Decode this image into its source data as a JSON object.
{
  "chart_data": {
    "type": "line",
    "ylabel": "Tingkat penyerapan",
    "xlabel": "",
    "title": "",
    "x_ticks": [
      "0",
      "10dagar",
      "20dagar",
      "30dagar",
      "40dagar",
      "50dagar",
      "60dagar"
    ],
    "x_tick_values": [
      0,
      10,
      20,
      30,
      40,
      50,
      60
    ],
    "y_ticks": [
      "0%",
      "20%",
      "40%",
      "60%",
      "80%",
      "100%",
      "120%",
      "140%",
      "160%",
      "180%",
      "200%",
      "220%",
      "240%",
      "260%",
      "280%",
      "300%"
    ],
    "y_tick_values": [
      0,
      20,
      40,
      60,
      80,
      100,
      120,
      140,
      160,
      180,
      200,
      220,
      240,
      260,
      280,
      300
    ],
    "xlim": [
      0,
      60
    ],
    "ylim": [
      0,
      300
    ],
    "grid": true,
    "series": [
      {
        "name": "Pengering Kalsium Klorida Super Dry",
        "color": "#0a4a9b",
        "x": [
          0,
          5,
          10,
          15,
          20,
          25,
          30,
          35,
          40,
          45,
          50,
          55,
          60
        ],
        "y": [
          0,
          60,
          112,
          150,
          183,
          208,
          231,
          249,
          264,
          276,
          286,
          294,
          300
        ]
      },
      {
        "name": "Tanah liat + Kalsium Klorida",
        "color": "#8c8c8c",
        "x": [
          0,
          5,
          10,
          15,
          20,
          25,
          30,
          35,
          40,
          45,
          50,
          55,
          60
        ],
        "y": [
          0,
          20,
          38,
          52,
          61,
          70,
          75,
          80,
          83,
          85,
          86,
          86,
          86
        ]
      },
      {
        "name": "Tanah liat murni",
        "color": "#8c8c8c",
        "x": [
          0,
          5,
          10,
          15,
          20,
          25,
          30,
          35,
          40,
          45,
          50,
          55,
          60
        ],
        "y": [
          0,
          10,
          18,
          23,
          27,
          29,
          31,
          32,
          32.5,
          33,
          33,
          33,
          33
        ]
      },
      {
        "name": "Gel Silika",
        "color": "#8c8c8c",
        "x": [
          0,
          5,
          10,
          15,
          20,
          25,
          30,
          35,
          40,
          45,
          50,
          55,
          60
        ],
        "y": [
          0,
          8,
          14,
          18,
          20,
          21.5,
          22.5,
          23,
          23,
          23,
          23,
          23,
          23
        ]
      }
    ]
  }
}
● ● ● ●
* **DO THIS**:
Copy, from the material above, each line in which the string "liat" occurs.

* **SOLUTION FOR THIS EXERCISE**:
        "name": "Tanah liat + Kalsium Klorida",
        "name": "Tanah liat murni",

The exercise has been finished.